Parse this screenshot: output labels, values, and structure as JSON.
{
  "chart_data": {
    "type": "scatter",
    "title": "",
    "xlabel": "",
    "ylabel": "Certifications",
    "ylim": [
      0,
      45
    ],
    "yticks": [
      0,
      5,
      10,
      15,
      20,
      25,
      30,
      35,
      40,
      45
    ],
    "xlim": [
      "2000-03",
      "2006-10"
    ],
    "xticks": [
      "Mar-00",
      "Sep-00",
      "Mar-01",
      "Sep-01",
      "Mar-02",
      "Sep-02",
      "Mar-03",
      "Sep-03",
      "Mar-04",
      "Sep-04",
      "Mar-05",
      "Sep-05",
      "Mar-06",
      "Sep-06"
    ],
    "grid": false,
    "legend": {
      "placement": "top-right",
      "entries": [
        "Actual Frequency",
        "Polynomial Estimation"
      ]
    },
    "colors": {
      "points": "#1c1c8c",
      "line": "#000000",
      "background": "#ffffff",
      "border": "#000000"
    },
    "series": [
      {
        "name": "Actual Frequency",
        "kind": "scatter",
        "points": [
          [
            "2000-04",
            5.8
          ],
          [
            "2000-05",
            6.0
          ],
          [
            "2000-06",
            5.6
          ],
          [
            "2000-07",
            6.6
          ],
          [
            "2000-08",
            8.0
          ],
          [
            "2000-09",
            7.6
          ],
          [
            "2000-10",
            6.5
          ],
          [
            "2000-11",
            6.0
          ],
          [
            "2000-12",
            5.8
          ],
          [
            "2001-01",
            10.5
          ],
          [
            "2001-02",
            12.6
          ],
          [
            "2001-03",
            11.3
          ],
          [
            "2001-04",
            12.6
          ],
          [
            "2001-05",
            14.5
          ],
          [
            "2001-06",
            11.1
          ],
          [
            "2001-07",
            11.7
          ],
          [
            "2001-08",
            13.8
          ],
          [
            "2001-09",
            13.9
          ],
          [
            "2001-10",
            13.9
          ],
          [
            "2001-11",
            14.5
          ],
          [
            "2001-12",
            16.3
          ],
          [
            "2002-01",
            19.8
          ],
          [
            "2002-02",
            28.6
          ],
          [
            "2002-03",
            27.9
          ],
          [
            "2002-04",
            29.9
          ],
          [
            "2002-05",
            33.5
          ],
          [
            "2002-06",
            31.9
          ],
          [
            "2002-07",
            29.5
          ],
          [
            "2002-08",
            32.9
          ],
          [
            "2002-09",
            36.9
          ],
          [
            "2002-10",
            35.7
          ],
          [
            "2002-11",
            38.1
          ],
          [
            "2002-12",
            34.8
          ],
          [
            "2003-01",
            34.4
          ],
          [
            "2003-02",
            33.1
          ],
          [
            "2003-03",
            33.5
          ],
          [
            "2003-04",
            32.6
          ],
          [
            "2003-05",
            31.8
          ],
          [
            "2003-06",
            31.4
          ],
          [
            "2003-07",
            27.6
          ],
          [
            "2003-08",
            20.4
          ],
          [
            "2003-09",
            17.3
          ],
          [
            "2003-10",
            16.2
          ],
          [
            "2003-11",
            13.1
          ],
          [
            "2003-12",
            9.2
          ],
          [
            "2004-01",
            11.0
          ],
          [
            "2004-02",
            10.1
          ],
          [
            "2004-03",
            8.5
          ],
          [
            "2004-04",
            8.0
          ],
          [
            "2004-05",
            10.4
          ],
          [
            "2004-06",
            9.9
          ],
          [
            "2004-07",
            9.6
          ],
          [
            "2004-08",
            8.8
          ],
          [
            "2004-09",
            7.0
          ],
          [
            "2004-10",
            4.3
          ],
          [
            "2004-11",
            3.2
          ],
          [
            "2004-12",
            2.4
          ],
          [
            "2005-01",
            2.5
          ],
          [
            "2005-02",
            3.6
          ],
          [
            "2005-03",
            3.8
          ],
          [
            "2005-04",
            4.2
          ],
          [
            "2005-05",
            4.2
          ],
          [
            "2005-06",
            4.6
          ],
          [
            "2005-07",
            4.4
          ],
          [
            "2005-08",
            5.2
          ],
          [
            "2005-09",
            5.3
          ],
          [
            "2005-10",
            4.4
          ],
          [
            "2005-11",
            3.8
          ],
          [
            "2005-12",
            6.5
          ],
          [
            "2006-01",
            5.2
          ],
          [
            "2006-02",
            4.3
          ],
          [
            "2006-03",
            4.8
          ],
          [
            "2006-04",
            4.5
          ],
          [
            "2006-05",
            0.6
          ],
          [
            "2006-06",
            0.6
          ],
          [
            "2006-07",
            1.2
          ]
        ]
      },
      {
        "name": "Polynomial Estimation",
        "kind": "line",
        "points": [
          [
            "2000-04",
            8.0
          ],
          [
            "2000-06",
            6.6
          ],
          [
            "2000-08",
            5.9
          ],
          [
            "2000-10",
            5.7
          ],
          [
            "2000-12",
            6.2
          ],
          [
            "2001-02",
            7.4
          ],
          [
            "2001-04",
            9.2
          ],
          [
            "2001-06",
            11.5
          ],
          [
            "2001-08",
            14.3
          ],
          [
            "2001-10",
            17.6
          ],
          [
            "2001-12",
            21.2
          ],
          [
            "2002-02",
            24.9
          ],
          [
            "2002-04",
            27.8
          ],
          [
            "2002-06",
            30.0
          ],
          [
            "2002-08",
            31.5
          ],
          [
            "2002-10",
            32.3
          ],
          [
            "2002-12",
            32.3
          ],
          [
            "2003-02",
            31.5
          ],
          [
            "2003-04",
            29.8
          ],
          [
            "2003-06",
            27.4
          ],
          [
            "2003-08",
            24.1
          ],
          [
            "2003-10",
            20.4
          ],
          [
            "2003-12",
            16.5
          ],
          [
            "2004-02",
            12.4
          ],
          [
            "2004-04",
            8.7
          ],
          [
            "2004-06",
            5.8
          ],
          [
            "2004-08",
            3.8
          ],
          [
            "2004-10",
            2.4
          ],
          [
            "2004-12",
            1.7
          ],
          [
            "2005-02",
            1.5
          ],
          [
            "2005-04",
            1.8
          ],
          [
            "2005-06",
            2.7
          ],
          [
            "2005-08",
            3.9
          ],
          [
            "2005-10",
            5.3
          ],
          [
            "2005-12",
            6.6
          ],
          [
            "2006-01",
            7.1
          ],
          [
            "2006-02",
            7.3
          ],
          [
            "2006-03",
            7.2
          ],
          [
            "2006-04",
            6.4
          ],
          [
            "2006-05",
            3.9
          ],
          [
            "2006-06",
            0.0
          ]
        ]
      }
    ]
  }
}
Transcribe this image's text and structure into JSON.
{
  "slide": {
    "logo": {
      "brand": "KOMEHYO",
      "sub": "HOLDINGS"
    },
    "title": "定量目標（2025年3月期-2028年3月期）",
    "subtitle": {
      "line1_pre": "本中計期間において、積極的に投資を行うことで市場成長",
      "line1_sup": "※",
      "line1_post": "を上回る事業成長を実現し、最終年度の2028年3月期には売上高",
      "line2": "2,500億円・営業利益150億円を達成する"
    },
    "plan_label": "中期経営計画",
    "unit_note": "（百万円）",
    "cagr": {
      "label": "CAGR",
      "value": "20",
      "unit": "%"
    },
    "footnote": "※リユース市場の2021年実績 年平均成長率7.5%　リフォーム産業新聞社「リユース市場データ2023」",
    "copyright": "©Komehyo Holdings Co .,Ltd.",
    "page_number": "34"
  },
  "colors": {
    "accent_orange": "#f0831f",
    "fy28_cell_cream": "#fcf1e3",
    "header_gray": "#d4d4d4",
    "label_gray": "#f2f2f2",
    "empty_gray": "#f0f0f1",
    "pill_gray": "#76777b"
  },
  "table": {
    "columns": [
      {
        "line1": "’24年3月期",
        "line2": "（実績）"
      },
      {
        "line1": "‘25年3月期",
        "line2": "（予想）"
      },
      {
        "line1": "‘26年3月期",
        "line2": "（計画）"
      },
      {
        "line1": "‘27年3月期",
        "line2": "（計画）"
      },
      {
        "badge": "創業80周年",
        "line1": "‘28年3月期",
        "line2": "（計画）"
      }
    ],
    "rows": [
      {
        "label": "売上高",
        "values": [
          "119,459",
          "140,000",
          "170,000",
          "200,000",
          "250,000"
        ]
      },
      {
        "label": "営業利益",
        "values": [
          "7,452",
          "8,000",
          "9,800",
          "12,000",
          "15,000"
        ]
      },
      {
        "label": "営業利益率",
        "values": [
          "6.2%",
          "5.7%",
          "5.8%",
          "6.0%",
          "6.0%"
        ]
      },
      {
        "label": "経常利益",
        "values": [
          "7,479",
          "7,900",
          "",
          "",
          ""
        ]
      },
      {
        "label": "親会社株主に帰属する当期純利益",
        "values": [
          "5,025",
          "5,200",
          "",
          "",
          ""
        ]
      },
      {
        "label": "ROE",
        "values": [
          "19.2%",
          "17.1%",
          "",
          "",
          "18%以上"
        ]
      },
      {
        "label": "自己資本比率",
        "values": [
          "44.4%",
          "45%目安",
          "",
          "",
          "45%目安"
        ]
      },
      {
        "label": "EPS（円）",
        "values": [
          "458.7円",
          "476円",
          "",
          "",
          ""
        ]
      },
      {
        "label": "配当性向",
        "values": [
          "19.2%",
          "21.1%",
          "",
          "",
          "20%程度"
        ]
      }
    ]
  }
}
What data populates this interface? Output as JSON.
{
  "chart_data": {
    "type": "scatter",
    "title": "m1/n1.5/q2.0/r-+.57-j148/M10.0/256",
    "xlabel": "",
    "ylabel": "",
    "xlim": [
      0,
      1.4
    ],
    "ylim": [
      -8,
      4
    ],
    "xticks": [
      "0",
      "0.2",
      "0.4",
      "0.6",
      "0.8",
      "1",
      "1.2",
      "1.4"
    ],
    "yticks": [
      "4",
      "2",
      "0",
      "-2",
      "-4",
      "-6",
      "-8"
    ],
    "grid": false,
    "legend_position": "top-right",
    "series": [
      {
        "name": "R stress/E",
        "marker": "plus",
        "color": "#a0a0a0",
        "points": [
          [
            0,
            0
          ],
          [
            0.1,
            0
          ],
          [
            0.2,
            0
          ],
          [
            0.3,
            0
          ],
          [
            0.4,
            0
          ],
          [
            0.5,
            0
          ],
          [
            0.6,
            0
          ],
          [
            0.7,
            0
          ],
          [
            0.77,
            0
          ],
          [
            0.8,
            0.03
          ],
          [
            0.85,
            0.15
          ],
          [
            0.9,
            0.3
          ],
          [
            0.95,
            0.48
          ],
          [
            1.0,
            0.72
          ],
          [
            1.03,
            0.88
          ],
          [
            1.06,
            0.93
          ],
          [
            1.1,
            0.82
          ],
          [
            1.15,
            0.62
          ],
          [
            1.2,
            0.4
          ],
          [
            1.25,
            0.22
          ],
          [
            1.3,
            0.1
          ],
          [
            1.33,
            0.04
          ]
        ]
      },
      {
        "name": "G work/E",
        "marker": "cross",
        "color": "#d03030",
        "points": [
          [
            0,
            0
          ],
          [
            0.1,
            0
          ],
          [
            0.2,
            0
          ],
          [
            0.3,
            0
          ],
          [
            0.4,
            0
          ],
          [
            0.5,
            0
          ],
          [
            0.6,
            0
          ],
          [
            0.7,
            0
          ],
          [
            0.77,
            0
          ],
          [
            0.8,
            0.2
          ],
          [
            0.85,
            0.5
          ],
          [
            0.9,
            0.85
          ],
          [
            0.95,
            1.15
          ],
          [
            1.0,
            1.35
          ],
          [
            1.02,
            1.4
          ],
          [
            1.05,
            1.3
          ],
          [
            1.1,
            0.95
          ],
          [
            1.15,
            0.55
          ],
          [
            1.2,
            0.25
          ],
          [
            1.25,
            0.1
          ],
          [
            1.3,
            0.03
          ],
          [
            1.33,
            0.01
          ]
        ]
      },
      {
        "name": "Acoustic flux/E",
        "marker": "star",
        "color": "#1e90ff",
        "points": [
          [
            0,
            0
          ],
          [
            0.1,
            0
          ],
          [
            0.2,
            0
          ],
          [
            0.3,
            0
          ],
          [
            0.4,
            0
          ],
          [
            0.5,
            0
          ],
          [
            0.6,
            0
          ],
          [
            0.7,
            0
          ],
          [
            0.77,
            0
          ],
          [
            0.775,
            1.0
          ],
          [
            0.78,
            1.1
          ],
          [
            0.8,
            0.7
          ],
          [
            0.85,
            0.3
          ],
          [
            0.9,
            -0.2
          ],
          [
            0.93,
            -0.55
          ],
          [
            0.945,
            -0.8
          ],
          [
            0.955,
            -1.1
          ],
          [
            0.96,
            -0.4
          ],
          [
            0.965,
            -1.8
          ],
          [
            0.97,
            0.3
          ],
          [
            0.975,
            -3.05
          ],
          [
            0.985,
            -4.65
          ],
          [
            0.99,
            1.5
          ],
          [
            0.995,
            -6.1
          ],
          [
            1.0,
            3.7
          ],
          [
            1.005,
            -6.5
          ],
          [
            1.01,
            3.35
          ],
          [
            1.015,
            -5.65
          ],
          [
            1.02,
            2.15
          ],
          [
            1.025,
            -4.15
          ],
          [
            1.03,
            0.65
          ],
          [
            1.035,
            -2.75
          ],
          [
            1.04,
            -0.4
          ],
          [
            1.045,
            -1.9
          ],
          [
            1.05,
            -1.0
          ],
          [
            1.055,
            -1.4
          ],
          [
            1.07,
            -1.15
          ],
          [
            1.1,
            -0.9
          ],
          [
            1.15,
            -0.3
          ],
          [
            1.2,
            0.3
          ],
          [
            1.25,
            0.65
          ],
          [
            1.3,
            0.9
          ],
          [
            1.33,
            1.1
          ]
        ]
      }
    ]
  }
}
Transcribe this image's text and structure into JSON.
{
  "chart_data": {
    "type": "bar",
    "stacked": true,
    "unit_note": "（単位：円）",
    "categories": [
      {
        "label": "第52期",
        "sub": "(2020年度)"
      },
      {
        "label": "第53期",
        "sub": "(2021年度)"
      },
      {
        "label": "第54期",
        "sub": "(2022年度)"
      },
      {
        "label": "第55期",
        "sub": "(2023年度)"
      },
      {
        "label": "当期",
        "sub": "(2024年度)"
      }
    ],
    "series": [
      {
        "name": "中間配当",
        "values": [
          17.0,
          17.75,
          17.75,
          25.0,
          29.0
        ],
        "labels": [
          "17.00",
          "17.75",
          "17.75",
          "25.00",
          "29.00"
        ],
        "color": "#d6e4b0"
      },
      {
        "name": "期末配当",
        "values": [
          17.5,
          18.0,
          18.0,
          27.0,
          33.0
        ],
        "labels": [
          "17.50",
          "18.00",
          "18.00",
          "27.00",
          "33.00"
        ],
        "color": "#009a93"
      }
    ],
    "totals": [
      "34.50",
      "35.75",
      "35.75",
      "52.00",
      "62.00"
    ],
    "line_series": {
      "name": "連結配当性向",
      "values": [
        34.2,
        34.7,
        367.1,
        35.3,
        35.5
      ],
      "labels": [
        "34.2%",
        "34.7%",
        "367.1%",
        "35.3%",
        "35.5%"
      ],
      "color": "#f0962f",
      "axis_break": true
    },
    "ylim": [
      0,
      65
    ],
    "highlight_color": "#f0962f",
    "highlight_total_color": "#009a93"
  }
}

* Exercise objective *
Your answer should be a single number: the count of lines holding the word "Frequency".

* Solution to the problem *
2